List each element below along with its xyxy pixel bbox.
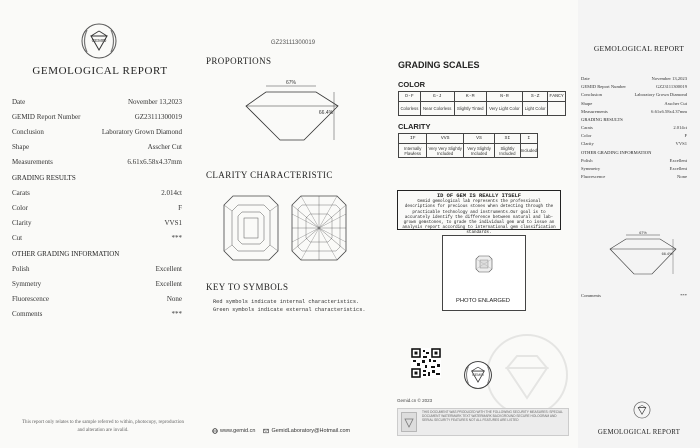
- other-grading-row: [12, 307, 182, 322]
- other-grading-row-small: [581, 165, 687, 173]
- field-label: Clarity: [581, 141, 594, 147]
- color-grade-cell: FANCY: [548, 92, 566, 102]
- info-row-small: [581, 100, 687, 108]
- report-title-small: GEMOLOGICAL REPORT: [593, 44, 685, 53]
- field-label: Conclusion: [12, 128, 44, 136]
- info-row: [12, 110, 182, 125]
- clarity-grade-cell: IF: [399, 134, 427, 144]
- clarity-desc-cell: Included: [520, 144, 537, 158]
- clarity-desc-cell: Internally Flawless: [399, 144, 427, 158]
- field-label: Comments: [12, 310, 43, 318]
- field-value: ***: [171, 234, 182, 242]
- website-contact[interactable]: [212, 428, 255, 434]
- field-value: F: [684, 133, 687, 139]
- email-text: GemidLaboratory@Hotmail.com: [271, 428, 351, 434]
- crown-view-diagram: [220, 192, 282, 264]
- clarity-grade-cell: VVS: [427, 134, 464, 144]
- color-grade-cell: N-R: [486, 92, 522, 102]
- gem-photo-image: [443, 236, 525, 296]
- report-title: GEMOLOGICAL REPORT: [32, 65, 168, 77]
- gem-id-text: Gemid gemological lab represents the professional descriptions for precious stones when detecting through the practicable technology and instruments.Our goal is to accurately identify the difference between natural and lab-grown gemstones, to grade the individual gem and to issue an analysis report according to international gem classification standards.: [402, 200, 556, 236]
- other-grading-row-small: [581, 173, 687, 181]
- proportions-title: PROPORTIONS: [206, 56, 272, 66]
- field-value: 2.014ct: [673, 124, 687, 130]
- color-desc-cell: Slightly Tinted: [454, 102, 486, 116]
- security-text: THIS DOCUMENT WAS PRODUCED WITH THE FOLLOWING SECURITY MEASURES: SPECIAL DOCUMENT WATERMARK TEXT WATERMARK BACKGROUND SECURE HOLOGRAM AND SERIAL SECURITY FEATURES NOT ALL FEATURES ARE LISTED: [422, 410, 563, 422]
- info-row: [12, 140, 182, 155]
- field-label: Measurements: [12, 158, 53, 166]
- bottom-report-title: GEMOLOGICAL REPORT: [597, 429, 681, 436]
- grading-row-small: [581, 132, 687, 140]
- field-label: Cut: [12, 234, 23, 242]
- info-row-small: [581, 75, 687, 83]
- globe-icon: [212, 428, 218, 434]
- field-value: Excellent: [155, 280, 182, 288]
- field-value: None: [677, 173, 687, 179]
- field-value: VVS1: [164, 219, 182, 227]
- proportions-diagram: [224, 78, 364, 150]
- field-value: Excellent: [155, 265, 182, 273]
- grading-row: [12, 231, 182, 246]
- clarity-desc-cell: Very Very Slightly Included: [428, 145, 462, 156]
- field-label: Polish: [581, 157, 593, 163]
- field-value: GZ23111300019: [134, 113, 182, 121]
- field-label: Clarity: [12, 219, 32, 227]
- field-label: Color: [12, 204, 28, 212]
- field-value: Asscher Cut: [147, 143, 182, 151]
- other-grading-row: [12, 262, 182, 277]
- key-symbols-text: [213, 298, 383, 314]
- clarity-grade-cell: I: [520, 134, 537, 144]
- key-line-external: Green symbols indicate external characteristics.: [213, 307, 366, 313]
- info-row-small: [581, 108, 687, 116]
- field-value: ***: [171, 310, 182, 318]
- grading-row: [12, 216, 182, 231]
- gemid-seal-icon: [461, 360, 495, 390]
- field-value: November 13,2023: [651, 76, 687, 81]
- contact-footer: [212, 428, 382, 434]
- clarity-grade-cell: VS: [463, 134, 494, 144]
- grading-results-header: GRADING RESULTS: [12, 174, 76, 182]
- field-label: Symmetry: [581, 165, 601, 171]
- grading-scales-title: GRADING SCALES: [398, 60, 480, 70]
- field-value: 6.61x6.58x4.37mm: [127, 158, 182, 166]
- field-value: Laboratory Grown Diamond: [101, 128, 182, 136]
- field-value: Excellent: [669, 165, 687, 171]
- proportions-panel: [200, 0, 386, 448]
- clarity-desc-cell: Very Slightly Included: [463, 144, 494, 158]
- hologram-icon: [401, 412, 417, 432]
- color-scale-title: COLOR: [398, 80, 426, 89]
- color-desc-cell: [548, 102, 566, 116]
- pavilion-view-diagram: [288, 192, 350, 264]
- field-value: Laboratory Grown Diamond: [634, 92, 687, 98]
- security-strip: [397, 408, 569, 436]
- field-label: Date: [12, 98, 26, 106]
- gemid-watermark-icon: [482, 330, 572, 420]
- gemid-logo-small-icon: [632, 401, 652, 419]
- field-value: Excellent: [669, 157, 687, 163]
- table-percent-label: 67%: [285, 80, 297, 86]
- field-value: F: [178, 204, 182, 212]
- clarity-desc-cell: Slightly Included: [495, 144, 521, 158]
- field-label: Date: [581, 76, 590, 81]
- mail-icon: [263, 428, 269, 434]
- copyright-text: Gemid.cn © 2023: [397, 398, 433, 403]
- email-contact[interactable]: [263, 428, 350, 434]
- key-symbols-title: KEY TO SYMBOLS: [206, 282, 289, 292]
- clarity-grade-cell: SI: [495, 134, 521, 144]
- other-grading-row-small: [581, 157, 687, 165]
- color-grade-cell: G-J: [420, 92, 454, 102]
- color-scale-table: [398, 91, 566, 116]
- color-desc-cell: Colorless: [399, 102, 421, 116]
- comments-label: Comments: [581, 293, 601, 298]
- left-report-panel: [0, 0, 200, 448]
- depth-percent-label-small: 66.4%: [661, 252, 673, 256]
- field-label: Color: [581, 133, 592, 139]
- field-label: Carats: [12, 189, 30, 197]
- field-label: Fluorescence: [12, 295, 49, 303]
- clarity-scale-table: [398, 133, 538, 158]
- field-value: November 13,2023: [127, 98, 182, 106]
- field-label: Shape: [12, 143, 30, 151]
- color-desc-cell: Very Light Color: [486, 102, 522, 116]
- field-value: None: [166, 295, 182, 303]
- disclaimer-text: This report only relates to the sample referred to within, photocopy, reproduction and alteration are invalid.: [22, 420, 184, 433]
- other-grading-header-small: OTHER GRADING INFORMATION: [581, 149, 652, 155]
- comments-value: ***: [680, 293, 687, 298]
- gem-id-statement: [397, 190, 561, 236]
- key-line-internal: Red symbols indicate internal characteristics.: [213, 299, 360, 305]
- photo-caption: PHOTO ENLARGED: [455, 298, 510, 304]
- field-label: Conclusion: [581, 92, 602, 98]
- field-label: GEMID Report Number: [581, 84, 626, 90]
- table-percent-label-small: 67%: [639, 231, 647, 235]
- color-grade-cell: S-Z: [523, 92, 548, 102]
- report-fields-small: [581, 75, 687, 181]
- other-grading-header: OTHER GRADING INFORMATION: [12, 250, 120, 258]
- proportions-diagram-small: [596, 230, 696, 278]
- color-desc-cell: Light Color: [523, 102, 548, 116]
- field-value: GZ23111300019: [655, 84, 687, 90]
- clarity-scale-title: CLARITY: [398, 122, 431, 131]
- clarity-title: CLARITY CHARACTERISTIC: [206, 170, 333, 180]
- field-label: GEMID Report Number: [12, 113, 81, 121]
- field-label: Polish: [12, 265, 30, 273]
- svg-text:GEMID: GEMID: [472, 372, 484, 377]
- qr-code-icon[interactable]: [411, 348, 441, 378]
- field-label: Fluorescence: [581, 173, 606, 179]
- grading-row-small: [581, 140, 687, 148]
- field-value: 2.014ct: [161, 189, 182, 197]
- field-value: Asscher Cut: [664, 100, 687, 106]
- color-desc-cell: Near Colorless: [420, 102, 454, 116]
- info-row-small: [581, 91, 687, 99]
- field-value: 6.61x6.58x4.37mm: [651, 108, 687, 114]
- field-value: VVS1: [675, 141, 687, 147]
- grading-row: [12, 201, 182, 216]
- field-label: Shape: [581, 100, 593, 106]
- info-row: [12, 155, 182, 170]
- depth-percent-label: 66.4%: [318, 110, 334, 116]
- gem-id-title: ID OF GEM IS REALLY ITSELF: [436, 193, 522, 199]
- gemid-logo-icon: [78, 22, 120, 60]
- color-grade-cell: D-F: [399, 92, 421, 102]
- report-fields: [12, 95, 182, 322]
- comments-row: [581, 292, 687, 300]
- info-row-small: [581, 83, 687, 91]
- right-report-panel: [578, 0, 700, 448]
- field-label: Carats: [581, 124, 593, 130]
- field-label: Measurements: [581, 108, 608, 114]
- other-grading-row: [12, 277, 182, 292]
- info-row: [12, 95, 182, 110]
- report-number-header: GZ23111300019: [270, 40, 316, 46]
- grading-row-small: [581, 124, 687, 132]
- color-grade-cell: K-M: [454, 92, 486, 102]
- svg-text:GEMID: GEMID: [91, 38, 107, 43]
- grading-row: [12, 186, 182, 201]
- website-text: www.gemid.cn: [220, 428, 256, 434]
- other-grading-row: [12, 292, 182, 307]
- grading-results-header-small: GRADING RESULTS: [581, 116, 623, 122]
- info-row: [12, 125, 182, 140]
- field-label: Symmetry: [12, 280, 42, 288]
- grading-scales-panel: [386, 0, 574, 448]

» Given exercise
Collect every line from the entries above that contains the word "Slightly", and copy each such line in full.

» Answer in full
- color-desc-cell: Slightly Tinted: [454, 102, 486, 116]
- clarity-desc-cell: Very Very Slightly Included: [428, 145, 462, 156]
- clarity-desc-cell: Very Slightly Included: [463, 144, 494, 158]
- clarity-desc-cell: Slightly Included: [495, 144, 521, 158]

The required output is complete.